■ **DIRECTIVE**: Write the entries below out again exactly; any picture in them stays out.

(Excerpts from a figure dataset)
◇ ◇ ◇ ◇ ◇
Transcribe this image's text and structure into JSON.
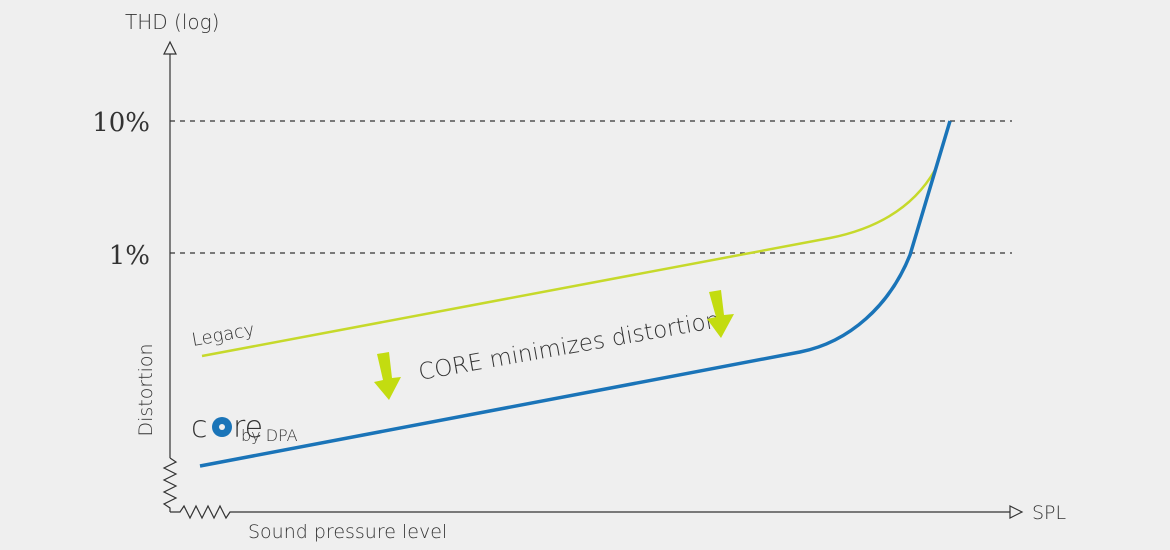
{
  "axes": {
    "y_title": "THD (log)",
    "y_labels": [
      "10%",
      "1%"
    ],
    "y_side_title": "Distortion",
    "x_end_label": "SPL",
    "x_title": "Sound pressure level"
  },
  "curves": {
    "legacy": "Legacy",
    "annotation": "CORE minimizes distortion"
  },
  "logo": {
    "prefix": "c",
    "suffix": "re",
    "byline": "by DPA"
  }
}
◇ ◇ ◇ ◇ ◇
■ **EXPECTED ANSWER**:
Transcribe this image's text and structure into JSON.
{
  "axes": {
    "y_title": "THD (log)",
    "y_labels": [
      "10%",
      "1%"
    ],
    "y_side_title": "Distortion",
    "x_end_label": "SPL",
    "x_title": "Sound pressure level"
  },
  "curves": {
    "legacy": "Legacy",
    "annotation": "CORE minimizes distortion"
  },
  "logo": {
    "prefix": "c",
    "suffix": "re",
    "byline": "by DPA"
  }
}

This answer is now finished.